[Data tied to figure images]
......

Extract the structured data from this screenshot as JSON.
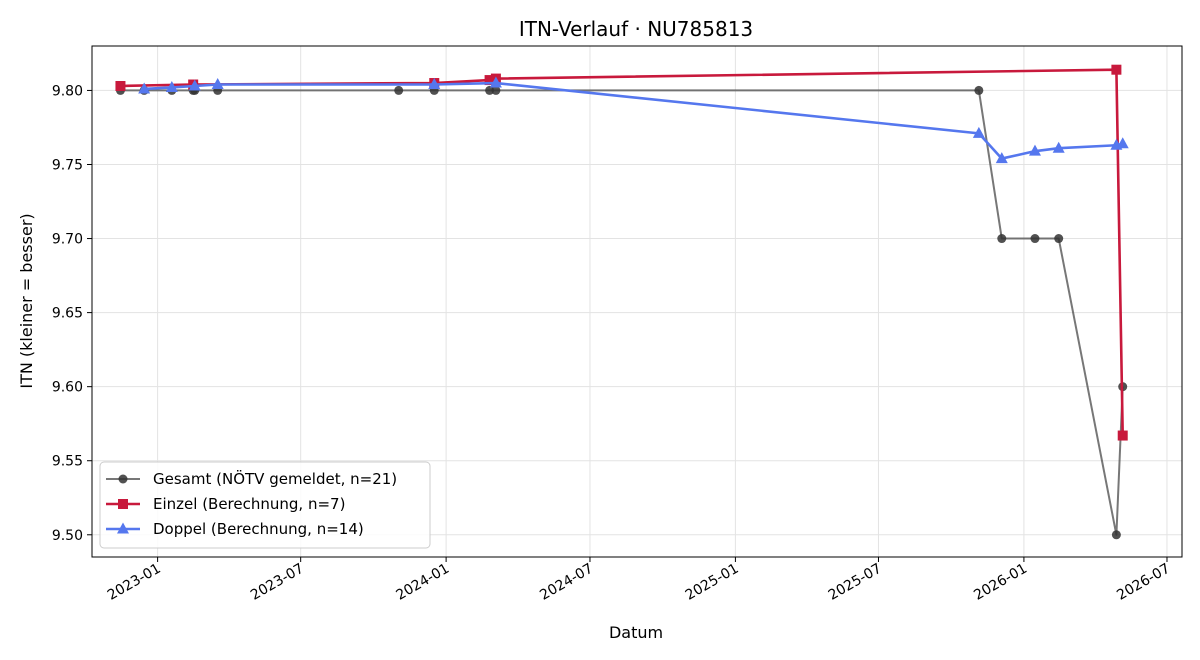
{
  "chart_data": {
    "type": "line",
    "title": "ITN-Verlauf · NU785813",
    "xlabel": "Datum",
    "ylabel": "ITN  (kleiner = besser)",
    "ylim": [
      9.485,
      9.83
    ],
    "xlim": [
      "2022-10-10",
      "2026-07-20"
    ],
    "yticks": [
      9.5,
      9.55,
      9.6,
      9.65,
      9.7,
      9.75,
      9.8
    ],
    "ytick_labels": [
      "9.50",
      "9.55",
      "9.60",
      "9.65",
      "9.70",
      "9.75",
      "9.80"
    ],
    "xticks": [
      "2023-01-01",
      "2023-07-01",
      "2024-01-01",
      "2024-07-01",
      "2025-01-01",
      "2025-07-01",
      "2026-01-01",
      "2026-07-01"
    ],
    "xtick_labels": [
      "2023-01",
      "2023-07",
      "2024-01",
      "2024-07",
      "2025-01",
      "2025-07",
      "2026-01",
      "2026-07"
    ],
    "grid": true,
    "legend_position": "lower-left",
    "series": [
      {
        "name": "Gesamt (NÖTV gemeldet, n=21)",
        "color": "#555555",
        "marker": "circle",
        "points": [
          [
            "2022-11-15",
            9.8
          ],
          [
            "2022-12-15",
            9.8
          ],
          [
            "2023-01-19",
            9.8
          ],
          [
            "2023-02-15",
            9.8
          ],
          [
            "2023-02-17",
            9.8
          ],
          [
            "2023-03-18",
            9.8
          ],
          [
            "2023-11-02",
            9.8
          ],
          [
            "2023-12-17",
            9.8
          ],
          [
            "2024-02-25",
            9.8
          ],
          [
            "2024-03-04",
            9.8
          ],
          [
            "2025-11-05",
            9.8
          ],
          [
            "2025-12-04",
            9.7
          ],
          [
            "2026-01-15",
            9.7
          ],
          [
            "2026-02-14",
            9.7
          ],
          [
            "2026-04-28",
            9.5
          ],
          [
            "2026-05-06",
            9.6
          ]
        ]
      },
      {
        "name": "Einzel (Berechnung, n=7)",
        "color": "#c8193c",
        "marker": "square",
        "points": [
          [
            "2022-11-15",
            9.803
          ],
          [
            "2023-02-15",
            9.804
          ],
          [
            "2023-12-17",
            9.805
          ],
          [
            "2024-02-25",
            9.807
          ],
          [
            "2024-03-04",
            9.808
          ],
          [
            "2026-04-28",
            9.814
          ],
          [
            "2026-05-06",
            9.567
          ]
        ]
      },
      {
        "name": "Doppel (Berechnung, n=14)",
        "color": "#5577ee",
        "marker": "triangle",
        "points": [
          [
            "2022-12-15",
            9.801
          ],
          [
            "2023-01-19",
            9.802
          ],
          [
            "2023-02-17",
            9.803
          ],
          [
            "2023-03-18",
            9.804
          ],
          [
            "2023-12-17",
            9.804
          ],
          [
            "2024-03-04",
            9.805
          ],
          [
            "2025-11-05",
            9.771
          ],
          [
            "2025-12-04",
            9.754
          ],
          [
            "2026-01-15",
            9.759
          ],
          [
            "2026-02-14",
            9.761
          ],
          [
            "2026-04-28",
            9.763
          ],
          [
            "2026-05-06",
            9.764
          ]
        ]
      }
    ]
  }
}
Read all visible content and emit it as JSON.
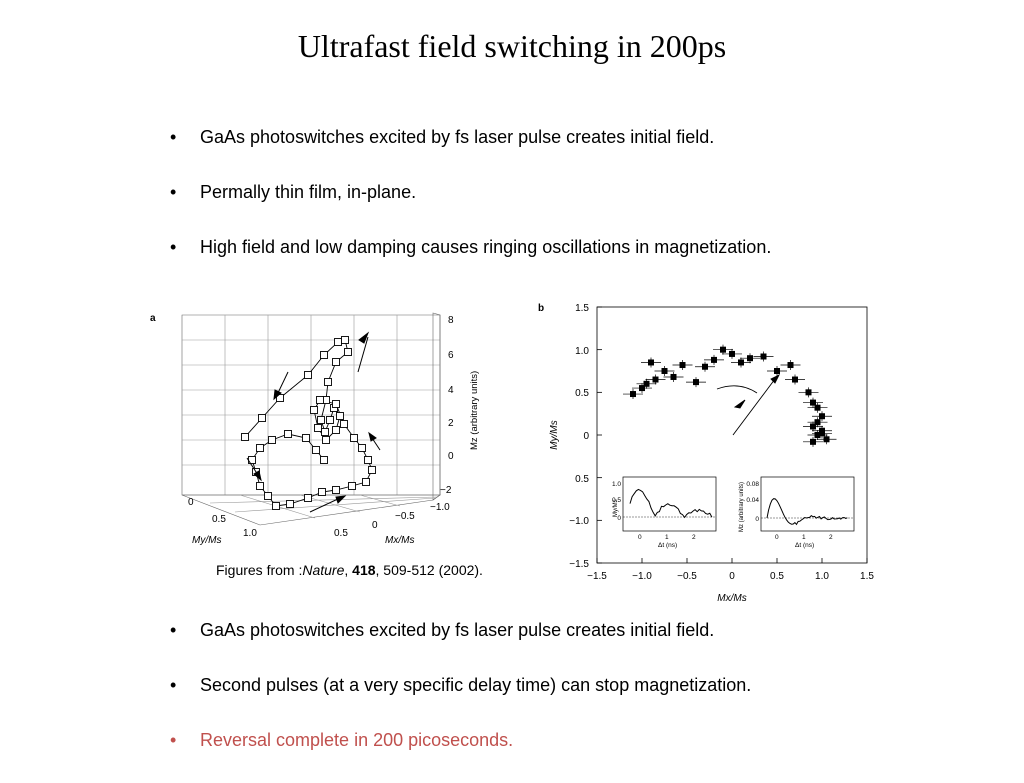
{
  "slide": {
    "title": "Ultrafast field switching in 200ps",
    "bullets_top": [
      "GaAs photoswitches excited by fs laser pulse creates initial field.",
      "Permally thin film, in-plane.",
      "High field and low damping causes ringing oscillations in magnetization."
    ],
    "bullets_bottom": [
      "GaAs photoswitches excited by fs laser pulse creates initial field.",
      "Second pulses (at a very specific delay time) can stop magnetization.",
      "Reversal complete in 200 picoseconds."
    ],
    "bullet_char": "•",
    "accent_color": "#c0504d",
    "caption": {
      "prefix": "Figures from :",
      "journal": "Nature",
      "sep": ", ",
      "volume": "418",
      "rest": ", 509-512 (2002)."
    }
  },
  "figure_a": {
    "panel_label": "a",
    "z_ticks": [
      "8",
      "6",
      "4",
      "2",
      "0",
      "−2"
    ],
    "z_label": "Mz (arbitrary units)",
    "y_ticks": [
      "0",
      "0.5",
      "1.0"
    ],
    "y_label": "My/Ms",
    "x_ticks": [
      "−1.0",
      "−0.5",
      "0",
      "0.5"
    ],
    "x_label": "Mx/Ms"
  },
  "chart_data": {
    "type": "scatter",
    "panel_label": "b",
    "xlabel": "Mx/Ms",
    "ylabel": "My/Ms",
    "xlim": [
      -1.5,
      1.5
    ],
    "ylim": [
      -1.5,
      1.5
    ],
    "x_ticks": [
      "−1.5",
      "−1.0",
      "−0.5",
      "0",
      "0.5",
      "1.0",
      "1.5"
    ],
    "y_ticks": [
      "1.5",
      "1.0",
      "0.5",
      "0",
      "0.5",
      "−1.0",
      "−1.5"
    ],
    "x": [
      -1.1,
      -1.0,
      -0.95,
      -0.9,
      -0.85,
      -0.75,
      -0.65,
      -0.55,
      -0.4,
      -0.3,
      -0.2,
      -0.1,
      0.0,
      0.1,
      0.2,
      0.35,
      0.5,
      0.65,
      0.7,
      0.85,
      0.9,
      0.95,
      1.0,
      0.95,
      0.9,
      1.0,
      0.95,
      1.05,
      0.9,
      1.0
    ],
    "y": [
      0.48,
      0.55,
      0.6,
      0.85,
      0.65,
      0.75,
      0.68,
      0.82,
      0.62,
      0.8,
      0.88,
      1.0,
      0.95,
      0.85,
      0.9,
      0.92,
      0.75,
      0.82,
      0.65,
      0.5,
      0.38,
      0.32,
      0.22,
      0.15,
      0.1,
      0.05,
      0.0,
      -0.05,
      -0.08,
      0.02
    ],
    "inset1": {
      "ylabel": "My/Ms",
      "xlabel": "Δt (ns)",
      "y_ticks": [
        "1.0",
        "0.5",
        "0"
      ],
      "x_ticks": [
        "0",
        "1",
        "2"
      ]
    },
    "inset2": {
      "ylabel": "Mz (arbitrary units)",
      "xlabel": "Δt (ns)",
      "y_ticks": [
        "0.08",
        "0.04",
        "0"
      ],
      "x_ticks": [
        "0",
        "1",
        "2"
      ]
    }
  }
}
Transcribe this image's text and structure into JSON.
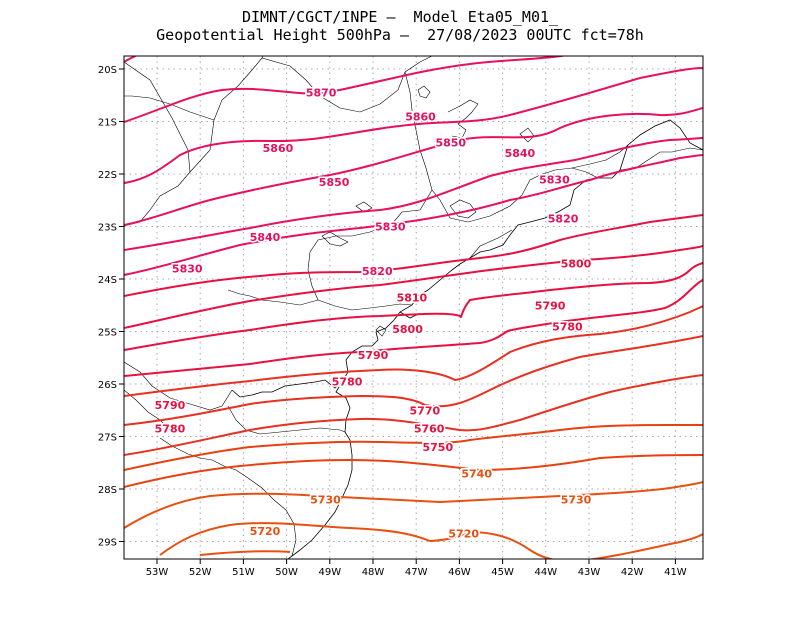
{
  "title_line1": "DIMNT/CGCT/INPE –  Model Eta05_M01_",
  "title_line2": "Geopotential Height 500hPa –  27/08/2023 00UTC fct=78h",
  "lat_labels": [
    "20S",
    "21S",
    "22S",
    "23S",
    "24S",
    "25S",
    "26S",
    "27S",
    "28S",
    "29S"
  ],
  "lon_labels": [
    "53W",
    "52W",
    "51W",
    "50W",
    "49W",
    "48W",
    "47W",
    "46W",
    "45W",
    "44W",
    "43W",
    "42W",
    "41W"
  ],
  "contour_labels": [
    {
      "text": "5870",
      "lon": -49.2,
      "lat": -20.45
    },
    {
      "text": "5860",
      "lon": -46.9,
      "lat": -20.9
    },
    {
      "text": "5860",
      "lon": -50.2,
      "lat": -21.5
    },
    {
      "text": "5850",
      "lon": -46.2,
      "lat": -21.4
    },
    {
      "text": "5840",
      "lon": -44.6,
      "lat": -21.6
    },
    {
      "text": "5850",
      "lon": -48.9,
      "lat": -22.15
    },
    {
      "text": "5830",
      "lon": -43.8,
      "lat": -22.1
    },
    {
      "text": "5830",
      "lon": -47.6,
      "lat": -23.0
    },
    {
      "text": "5820",
      "lon": -43.6,
      "lat": -22.85
    },
    {
      "text": "5840",
      "lon": -50.5,
      "lat": -23.2
    },
    {
      "text": "5830",
      "lon": -52.3,
      "lat": -23.8
    },
    {
      "text": "5820",
      "lon": -47.9,
      "lat": -23.85
    },
    {
      "text": "5800",
      "lon": -43.3,
      "lat": -23.7
    },
    {
      "text": "5810",
      "lon": -47.1,
      "lat": -24.35
    },
    {
      "text": "5790",
      "lon": -43.9,
      "lat": -24.5
    },
    {
      "text": "5780",
      "lon": -43.5,
      "lat": -24.9
    },
    {
      "text": "5800",
      "lon": -47.2,
      "lat": -24.95
    },
    {
      "text": "5790",
      "lon": -48.0,
      "lat": -25.45
    },
    {
      "text": "5780",
      "lon": -48.6,
      "lat": -25.95
    },
    {
      "text": "5790",
      "lon": -52.7,
      "lat": -26.4
    },
    {
      "text": "5770",
      "lon": -46.8,
      "lat": -26.5
    },
    {
      "text": "5780",
      "lon": -52.7,
      "lat": -26.85
    },
    {
      "text": "5760",
      "lon": -46.7,
      "lat": -26.85
    },
    {
      "text": "5750",
      "lon": -46.5,
      "lat": -27.2
    },
    {
      "text": "5740",
      "lon": -45.6,
      "lat": -27.7
    },
    {
      "text": "5730",
      "lon": -49.1,
      "lat": -28.2
    },
    {
      "text": "5730",
      "lon": -43.3,
      "lat": -28.2
    },
    {
      "text": "5720",
      "lon": -50.5,
      "lat": -28.8
    },
    {
      "text": "5720",
      "lon": -45.9,
      "lat": -28.85
    }
  ]
}
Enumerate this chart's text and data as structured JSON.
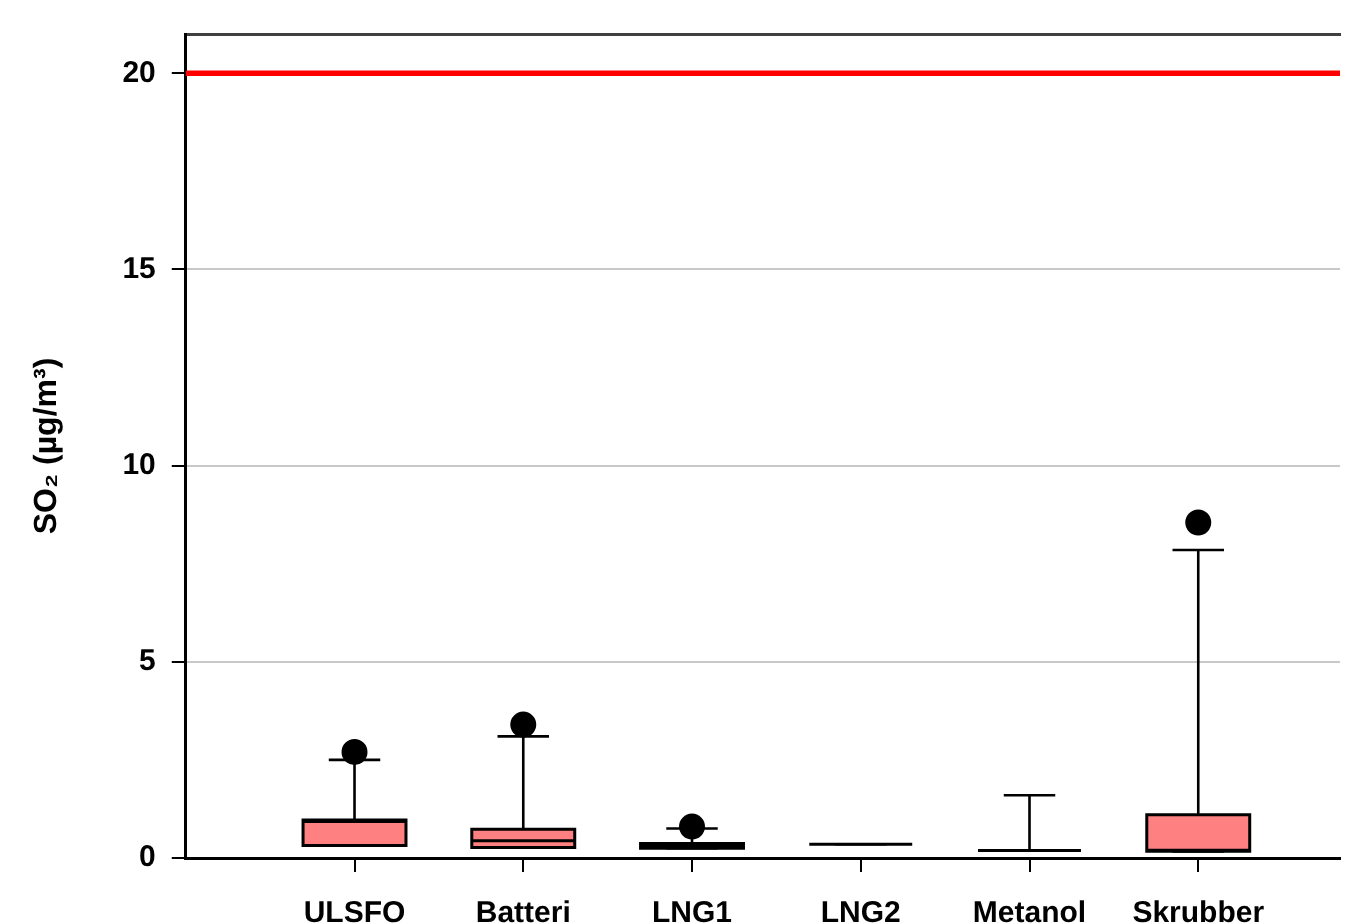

......

*Problem to work on*.
Within the listing above, find every line containing the string "xlabel" and return it.

*Task solution*.
    "xlabel": "Datum",
    "xlabel": "Mx/Ms",
      "xlabel": "Δt (ns)",
      "xlabel": "Δt (ns)",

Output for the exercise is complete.